begin Entries supplied

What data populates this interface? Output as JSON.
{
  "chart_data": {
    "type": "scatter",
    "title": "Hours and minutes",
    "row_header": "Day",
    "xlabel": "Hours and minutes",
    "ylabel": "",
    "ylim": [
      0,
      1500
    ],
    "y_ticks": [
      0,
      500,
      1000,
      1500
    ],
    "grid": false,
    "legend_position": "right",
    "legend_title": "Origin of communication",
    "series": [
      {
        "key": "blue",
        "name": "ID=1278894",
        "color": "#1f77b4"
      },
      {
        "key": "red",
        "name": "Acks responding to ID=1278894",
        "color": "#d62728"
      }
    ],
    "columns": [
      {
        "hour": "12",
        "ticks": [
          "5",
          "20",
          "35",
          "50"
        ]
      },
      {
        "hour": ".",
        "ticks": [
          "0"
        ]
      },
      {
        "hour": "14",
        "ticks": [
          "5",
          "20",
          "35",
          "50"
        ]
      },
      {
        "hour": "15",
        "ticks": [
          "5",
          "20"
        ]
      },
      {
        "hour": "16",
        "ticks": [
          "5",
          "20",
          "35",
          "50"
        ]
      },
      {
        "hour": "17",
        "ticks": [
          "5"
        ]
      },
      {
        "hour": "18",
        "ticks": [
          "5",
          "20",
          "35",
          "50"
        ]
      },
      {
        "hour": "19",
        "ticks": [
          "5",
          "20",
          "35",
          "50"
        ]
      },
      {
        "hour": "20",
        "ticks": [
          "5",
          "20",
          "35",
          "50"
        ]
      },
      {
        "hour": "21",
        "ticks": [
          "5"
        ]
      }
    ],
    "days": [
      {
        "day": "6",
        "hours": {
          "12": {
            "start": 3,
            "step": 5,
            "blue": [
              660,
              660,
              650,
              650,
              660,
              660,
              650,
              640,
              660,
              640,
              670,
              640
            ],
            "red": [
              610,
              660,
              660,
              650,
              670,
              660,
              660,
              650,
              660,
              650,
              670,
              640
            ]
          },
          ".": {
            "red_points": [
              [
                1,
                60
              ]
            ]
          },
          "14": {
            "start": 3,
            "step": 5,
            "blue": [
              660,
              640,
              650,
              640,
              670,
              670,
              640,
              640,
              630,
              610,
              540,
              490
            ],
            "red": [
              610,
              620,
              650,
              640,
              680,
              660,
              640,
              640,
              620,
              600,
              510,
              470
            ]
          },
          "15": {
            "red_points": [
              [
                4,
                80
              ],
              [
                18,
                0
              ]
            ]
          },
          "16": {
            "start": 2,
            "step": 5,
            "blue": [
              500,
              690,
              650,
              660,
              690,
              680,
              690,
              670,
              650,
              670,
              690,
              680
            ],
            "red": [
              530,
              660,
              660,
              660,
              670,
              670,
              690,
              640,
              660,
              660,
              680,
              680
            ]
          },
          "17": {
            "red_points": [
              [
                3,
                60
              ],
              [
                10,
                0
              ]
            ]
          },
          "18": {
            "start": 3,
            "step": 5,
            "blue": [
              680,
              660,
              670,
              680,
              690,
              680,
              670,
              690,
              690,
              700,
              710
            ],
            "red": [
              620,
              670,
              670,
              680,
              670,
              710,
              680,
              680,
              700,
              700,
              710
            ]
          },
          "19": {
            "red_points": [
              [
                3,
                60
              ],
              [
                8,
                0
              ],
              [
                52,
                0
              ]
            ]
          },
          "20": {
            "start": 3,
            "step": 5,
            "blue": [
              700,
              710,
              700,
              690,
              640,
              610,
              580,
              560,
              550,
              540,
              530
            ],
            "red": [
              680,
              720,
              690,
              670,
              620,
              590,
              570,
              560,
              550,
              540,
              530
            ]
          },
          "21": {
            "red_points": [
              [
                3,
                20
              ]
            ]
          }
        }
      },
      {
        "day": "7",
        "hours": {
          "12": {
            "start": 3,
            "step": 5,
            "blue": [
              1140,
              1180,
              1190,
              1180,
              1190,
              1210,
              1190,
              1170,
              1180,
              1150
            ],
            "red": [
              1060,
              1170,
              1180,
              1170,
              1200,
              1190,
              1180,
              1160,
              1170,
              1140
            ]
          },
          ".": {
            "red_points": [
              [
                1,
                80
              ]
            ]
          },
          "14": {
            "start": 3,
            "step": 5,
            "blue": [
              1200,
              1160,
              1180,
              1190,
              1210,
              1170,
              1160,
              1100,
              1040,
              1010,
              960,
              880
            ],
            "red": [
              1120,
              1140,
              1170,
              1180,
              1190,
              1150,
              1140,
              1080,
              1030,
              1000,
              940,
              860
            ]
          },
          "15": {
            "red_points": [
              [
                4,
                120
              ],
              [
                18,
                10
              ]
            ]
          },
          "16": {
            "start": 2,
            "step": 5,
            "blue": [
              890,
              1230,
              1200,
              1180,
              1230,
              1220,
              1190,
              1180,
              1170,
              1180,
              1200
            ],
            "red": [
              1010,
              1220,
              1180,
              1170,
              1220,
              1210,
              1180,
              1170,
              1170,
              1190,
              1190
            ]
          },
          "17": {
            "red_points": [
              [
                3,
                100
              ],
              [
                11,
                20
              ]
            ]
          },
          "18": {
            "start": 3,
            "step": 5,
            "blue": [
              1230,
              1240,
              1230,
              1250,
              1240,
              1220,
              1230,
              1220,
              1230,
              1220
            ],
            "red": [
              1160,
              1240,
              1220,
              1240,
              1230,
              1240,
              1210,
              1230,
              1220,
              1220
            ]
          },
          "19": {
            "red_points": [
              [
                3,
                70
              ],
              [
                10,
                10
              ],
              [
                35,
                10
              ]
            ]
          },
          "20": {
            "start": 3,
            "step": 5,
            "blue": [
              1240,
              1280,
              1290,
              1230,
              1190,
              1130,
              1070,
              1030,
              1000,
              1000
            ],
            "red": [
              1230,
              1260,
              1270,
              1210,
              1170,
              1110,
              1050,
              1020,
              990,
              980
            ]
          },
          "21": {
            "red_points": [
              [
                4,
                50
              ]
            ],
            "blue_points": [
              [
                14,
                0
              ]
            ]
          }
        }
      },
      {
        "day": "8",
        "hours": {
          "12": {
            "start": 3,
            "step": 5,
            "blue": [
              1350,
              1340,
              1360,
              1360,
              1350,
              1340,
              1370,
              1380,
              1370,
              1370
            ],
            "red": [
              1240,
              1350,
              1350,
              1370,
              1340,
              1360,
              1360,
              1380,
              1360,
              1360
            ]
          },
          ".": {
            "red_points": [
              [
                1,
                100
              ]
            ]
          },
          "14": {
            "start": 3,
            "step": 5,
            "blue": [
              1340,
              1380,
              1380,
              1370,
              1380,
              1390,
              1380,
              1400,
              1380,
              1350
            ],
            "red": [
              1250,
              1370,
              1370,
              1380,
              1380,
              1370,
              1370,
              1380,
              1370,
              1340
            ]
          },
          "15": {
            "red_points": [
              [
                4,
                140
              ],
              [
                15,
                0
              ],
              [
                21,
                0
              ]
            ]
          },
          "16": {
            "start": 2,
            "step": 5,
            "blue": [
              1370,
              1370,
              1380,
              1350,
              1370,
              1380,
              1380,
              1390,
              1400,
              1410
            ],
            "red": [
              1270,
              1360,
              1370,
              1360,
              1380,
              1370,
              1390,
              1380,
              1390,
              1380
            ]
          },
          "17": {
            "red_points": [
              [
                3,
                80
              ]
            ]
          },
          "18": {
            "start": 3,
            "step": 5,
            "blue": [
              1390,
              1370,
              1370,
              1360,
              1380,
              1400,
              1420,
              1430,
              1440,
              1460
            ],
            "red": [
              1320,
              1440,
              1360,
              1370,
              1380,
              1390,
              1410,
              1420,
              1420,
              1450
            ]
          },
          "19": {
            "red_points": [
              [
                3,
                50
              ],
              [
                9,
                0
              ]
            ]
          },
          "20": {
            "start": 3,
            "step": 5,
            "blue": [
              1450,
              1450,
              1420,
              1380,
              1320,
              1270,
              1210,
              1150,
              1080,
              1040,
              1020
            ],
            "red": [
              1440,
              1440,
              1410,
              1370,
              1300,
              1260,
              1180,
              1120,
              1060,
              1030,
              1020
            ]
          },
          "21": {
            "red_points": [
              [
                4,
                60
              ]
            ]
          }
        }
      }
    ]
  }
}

end Entries supplied

▸ **Your task**:
Pull every line containing "minutes" from the material above.

▸ **Full response**:
    "title": "Hours and minutes",
    "xlabel": "Hours and minutes",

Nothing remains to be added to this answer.